[Instructions to follow]: State the number of lines with the string "style" in them, and nothing else.

━━━━━ Data provided ━━━━━

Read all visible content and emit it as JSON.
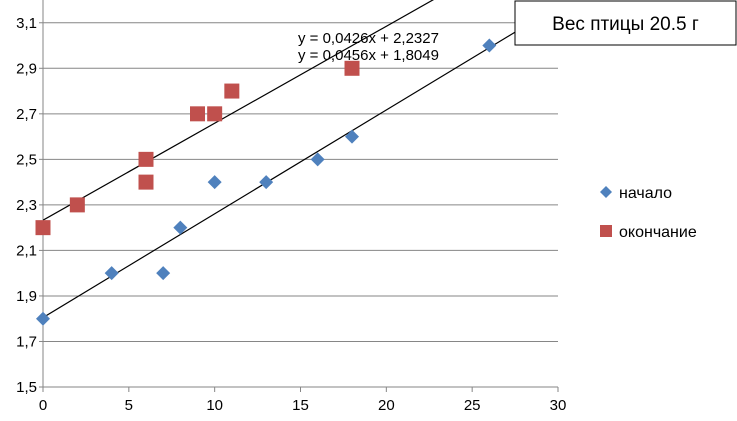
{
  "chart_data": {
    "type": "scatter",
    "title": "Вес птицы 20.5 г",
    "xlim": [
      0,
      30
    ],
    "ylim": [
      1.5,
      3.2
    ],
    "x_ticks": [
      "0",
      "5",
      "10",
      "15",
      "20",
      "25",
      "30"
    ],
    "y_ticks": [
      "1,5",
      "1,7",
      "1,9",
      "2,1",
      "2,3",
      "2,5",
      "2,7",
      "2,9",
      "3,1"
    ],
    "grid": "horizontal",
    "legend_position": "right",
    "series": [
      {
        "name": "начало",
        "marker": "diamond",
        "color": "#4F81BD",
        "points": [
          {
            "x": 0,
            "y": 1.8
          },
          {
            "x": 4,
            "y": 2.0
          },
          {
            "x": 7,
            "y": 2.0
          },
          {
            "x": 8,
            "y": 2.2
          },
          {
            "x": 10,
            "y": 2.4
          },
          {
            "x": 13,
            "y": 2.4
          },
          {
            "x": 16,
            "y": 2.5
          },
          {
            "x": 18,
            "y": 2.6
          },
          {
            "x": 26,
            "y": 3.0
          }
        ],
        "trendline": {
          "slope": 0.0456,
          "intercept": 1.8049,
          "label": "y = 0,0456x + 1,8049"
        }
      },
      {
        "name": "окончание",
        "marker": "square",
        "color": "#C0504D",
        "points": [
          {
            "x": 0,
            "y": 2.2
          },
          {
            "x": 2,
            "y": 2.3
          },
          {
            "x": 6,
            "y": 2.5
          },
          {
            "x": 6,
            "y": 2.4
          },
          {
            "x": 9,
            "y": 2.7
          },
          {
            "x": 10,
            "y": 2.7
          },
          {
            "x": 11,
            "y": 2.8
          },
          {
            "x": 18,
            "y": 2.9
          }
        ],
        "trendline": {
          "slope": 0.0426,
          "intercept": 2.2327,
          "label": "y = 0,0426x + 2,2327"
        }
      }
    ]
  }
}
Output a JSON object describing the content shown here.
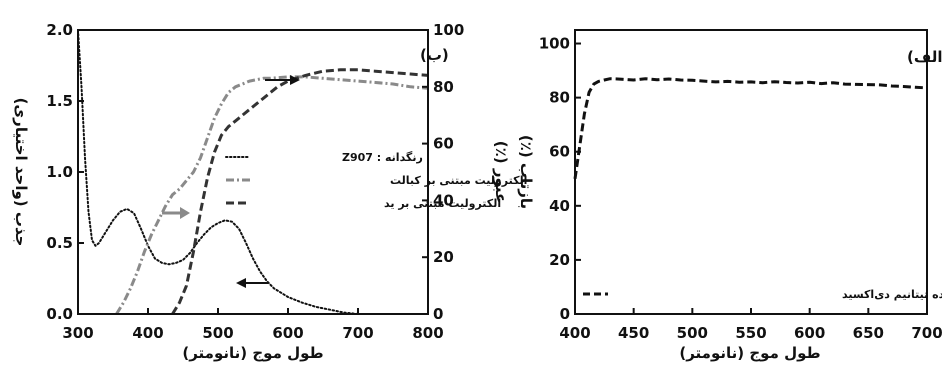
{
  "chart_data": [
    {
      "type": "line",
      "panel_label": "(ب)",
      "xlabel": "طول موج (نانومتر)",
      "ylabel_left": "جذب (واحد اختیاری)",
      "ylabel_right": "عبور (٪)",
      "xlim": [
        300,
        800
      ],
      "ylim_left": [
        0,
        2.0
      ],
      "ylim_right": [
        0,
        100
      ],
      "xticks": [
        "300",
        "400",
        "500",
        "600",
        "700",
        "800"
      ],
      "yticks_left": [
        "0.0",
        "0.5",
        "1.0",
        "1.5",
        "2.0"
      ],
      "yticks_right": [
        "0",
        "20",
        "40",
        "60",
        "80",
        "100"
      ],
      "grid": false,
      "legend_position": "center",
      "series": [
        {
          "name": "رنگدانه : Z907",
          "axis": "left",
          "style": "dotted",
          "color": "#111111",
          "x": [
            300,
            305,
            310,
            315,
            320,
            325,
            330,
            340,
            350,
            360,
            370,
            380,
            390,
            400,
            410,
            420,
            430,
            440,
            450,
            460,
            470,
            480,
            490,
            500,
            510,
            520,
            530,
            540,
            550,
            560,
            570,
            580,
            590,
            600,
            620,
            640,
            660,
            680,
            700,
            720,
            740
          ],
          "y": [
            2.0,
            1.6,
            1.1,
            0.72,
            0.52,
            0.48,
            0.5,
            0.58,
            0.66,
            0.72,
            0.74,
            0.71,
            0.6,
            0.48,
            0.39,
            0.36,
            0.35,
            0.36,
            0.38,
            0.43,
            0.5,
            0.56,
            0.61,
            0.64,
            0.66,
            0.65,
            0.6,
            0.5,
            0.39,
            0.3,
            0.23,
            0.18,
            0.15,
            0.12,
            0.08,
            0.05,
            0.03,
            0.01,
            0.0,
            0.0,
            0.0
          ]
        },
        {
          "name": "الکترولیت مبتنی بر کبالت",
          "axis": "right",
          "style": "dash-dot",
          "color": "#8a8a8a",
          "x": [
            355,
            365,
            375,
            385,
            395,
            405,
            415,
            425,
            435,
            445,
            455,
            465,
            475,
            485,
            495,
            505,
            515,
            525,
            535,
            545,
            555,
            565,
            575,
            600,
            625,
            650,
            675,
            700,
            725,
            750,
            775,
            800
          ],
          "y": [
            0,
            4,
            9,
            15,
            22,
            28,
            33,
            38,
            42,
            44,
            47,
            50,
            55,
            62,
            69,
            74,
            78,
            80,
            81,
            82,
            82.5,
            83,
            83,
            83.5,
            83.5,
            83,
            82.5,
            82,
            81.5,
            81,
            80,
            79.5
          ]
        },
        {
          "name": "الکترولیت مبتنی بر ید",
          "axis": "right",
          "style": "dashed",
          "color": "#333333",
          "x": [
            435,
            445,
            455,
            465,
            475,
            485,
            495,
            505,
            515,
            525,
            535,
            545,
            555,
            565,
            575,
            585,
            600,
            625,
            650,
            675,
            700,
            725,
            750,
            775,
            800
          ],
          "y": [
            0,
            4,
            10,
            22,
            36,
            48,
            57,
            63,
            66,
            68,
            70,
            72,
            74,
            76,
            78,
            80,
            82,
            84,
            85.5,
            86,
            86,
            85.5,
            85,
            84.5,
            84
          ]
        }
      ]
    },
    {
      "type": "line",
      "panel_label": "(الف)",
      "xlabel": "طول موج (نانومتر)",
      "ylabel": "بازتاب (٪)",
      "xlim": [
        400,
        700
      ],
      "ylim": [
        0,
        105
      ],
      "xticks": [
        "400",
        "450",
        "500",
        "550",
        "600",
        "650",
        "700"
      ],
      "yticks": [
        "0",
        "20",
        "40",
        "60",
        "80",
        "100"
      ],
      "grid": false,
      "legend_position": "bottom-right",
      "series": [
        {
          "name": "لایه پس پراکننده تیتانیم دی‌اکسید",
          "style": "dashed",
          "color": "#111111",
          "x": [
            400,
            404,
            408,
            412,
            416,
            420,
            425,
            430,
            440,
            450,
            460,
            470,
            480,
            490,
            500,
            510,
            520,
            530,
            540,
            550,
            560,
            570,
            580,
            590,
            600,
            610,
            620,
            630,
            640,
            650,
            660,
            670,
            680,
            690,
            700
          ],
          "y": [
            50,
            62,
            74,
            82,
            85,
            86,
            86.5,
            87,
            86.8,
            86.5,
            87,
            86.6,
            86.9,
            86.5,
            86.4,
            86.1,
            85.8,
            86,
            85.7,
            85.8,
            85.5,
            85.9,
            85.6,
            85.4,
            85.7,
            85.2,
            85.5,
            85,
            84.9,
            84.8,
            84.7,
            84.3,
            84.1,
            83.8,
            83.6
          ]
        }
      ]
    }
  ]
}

━━━━━

[Response to this exercise]: 4